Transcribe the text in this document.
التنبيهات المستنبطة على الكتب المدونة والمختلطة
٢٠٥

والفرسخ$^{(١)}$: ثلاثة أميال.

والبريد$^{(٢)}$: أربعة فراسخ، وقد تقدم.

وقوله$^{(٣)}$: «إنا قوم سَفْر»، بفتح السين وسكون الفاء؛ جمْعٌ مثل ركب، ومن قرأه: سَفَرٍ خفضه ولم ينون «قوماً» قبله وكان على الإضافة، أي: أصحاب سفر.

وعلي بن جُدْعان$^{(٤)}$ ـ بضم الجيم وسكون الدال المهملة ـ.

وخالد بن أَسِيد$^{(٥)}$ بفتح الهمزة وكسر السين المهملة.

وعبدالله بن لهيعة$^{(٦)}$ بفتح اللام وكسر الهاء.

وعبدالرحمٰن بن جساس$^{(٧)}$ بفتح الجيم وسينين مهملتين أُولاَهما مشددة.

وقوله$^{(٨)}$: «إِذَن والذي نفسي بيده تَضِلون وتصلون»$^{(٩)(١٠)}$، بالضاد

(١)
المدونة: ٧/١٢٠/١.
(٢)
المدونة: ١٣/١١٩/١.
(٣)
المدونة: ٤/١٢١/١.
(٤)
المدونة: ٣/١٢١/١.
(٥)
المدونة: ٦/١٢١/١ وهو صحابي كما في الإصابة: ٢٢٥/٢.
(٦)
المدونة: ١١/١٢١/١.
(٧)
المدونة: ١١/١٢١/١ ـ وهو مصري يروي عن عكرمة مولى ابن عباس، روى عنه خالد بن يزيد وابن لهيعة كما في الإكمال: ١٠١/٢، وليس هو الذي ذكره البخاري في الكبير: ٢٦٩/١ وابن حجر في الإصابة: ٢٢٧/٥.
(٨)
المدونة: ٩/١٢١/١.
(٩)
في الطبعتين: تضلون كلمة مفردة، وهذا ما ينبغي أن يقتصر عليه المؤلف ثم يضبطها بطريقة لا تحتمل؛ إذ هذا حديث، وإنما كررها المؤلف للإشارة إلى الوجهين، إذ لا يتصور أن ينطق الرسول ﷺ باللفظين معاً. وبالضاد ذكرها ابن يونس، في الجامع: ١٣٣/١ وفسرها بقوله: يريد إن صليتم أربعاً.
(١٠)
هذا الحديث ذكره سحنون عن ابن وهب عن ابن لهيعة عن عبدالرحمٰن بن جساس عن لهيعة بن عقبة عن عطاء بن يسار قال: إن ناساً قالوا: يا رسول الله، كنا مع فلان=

·····

**To be done**
Every line above should be printed again exactly as it stands.

**Exercise answer**
Transcribe the text in this document.
التنبيهات المستنبطة على الكتب المدونة والمختلطة
٢٠٥

والفرسخ$^{(١)}$: ثلاثة أميال.

والبريد$^{(٢)}$: أربعة فراسخ، وقد تقدم.

وقوله$^{(٣)}$: «إنا قوم سَفْر»، بفتح السين وسكون الفاء؛ جمْعٌ مثل ركب، ومن قرأه: سَفَرٍ خفضه ولم ينون «قوماً» قبله وكان على الإضافة، أي: أصحاب سفر.

وعلي بن جُدْعان$^{(٤)}$ ـ بضم الجيم وسكون الدال المهملة ـ.

وخالد بن أَسِيد$^{(٥)}$ بفتح الهمزة وكسر السين المهملة.

وعبدالله بن لهيعة$^{(٦)}$ بفتح اللام وكسر الهاء.

وعبدالرحمٰن بن جساس$^{(٧)}$ بفتح الجيم وسينين مهملتين أُولاَهما مشددة.

وقوله$^{(٨)}$: «إِذَن والذي نفسي بيده تَضِلون وتصلون»$^{(٩)(١٠)}$، بالضاد

(١)
المدونة: ٧/١٢٠/١.
(٢)
المدونة: ١٣/١١٩/١.
(٣)
المدونة: ٤/١٢١/١.
(٤)
المدونة: ٣/١٢١/١.
(٥)
المدونة: ٦/١٢١/١ وهو صحابي كما في الإصابة: ٢٢٥/٢.
(٦)
المدونة: ١١/١٢١/١.
(٧)
المدونة: ١١/١٢١/١ ـ وهو مصري يروي عن عكرمة مولى ابن عباس، روى عنه خالد بن يزيد وابن لهيعة كما في الإكمال: ١٠١/٢، وليس هو الذي ذكره البخاري في الكبير: ٢٦٩/١ وابن حجر في الإصابة: ٢٢٧/٥.
(٨)
المدونة: ٩/١٢١/١.
(٩)
في الطبعتين: تضلون كلمة مفردة، وهذا ما ينبغي أن يقتصر عليه المؤلف ثم يضبطها بطريقة لا تحتمل؛ إذ هذا حديث، وإنما كررها المؤلف للإشارة إلى الوجهين، إذ لا يتصور أن ينطق الرسول ﷺ باللفظين معاً. وبالضاد ذكرها ابن يونس، في الجامع: ١٣٣/١ وفسرها بقوله: يريد إن صليتم أربعاً.
(١٠)
هذا الحديث ذكره سحنون عن ابن وهب عن ابن لهيعة عن عبدالرحمٰن بن جساس عن لهيعة بن عقبة عن عطاء بن يسار قال: إن ناساً قالوا: يا رسول الله، كنا مع فلان=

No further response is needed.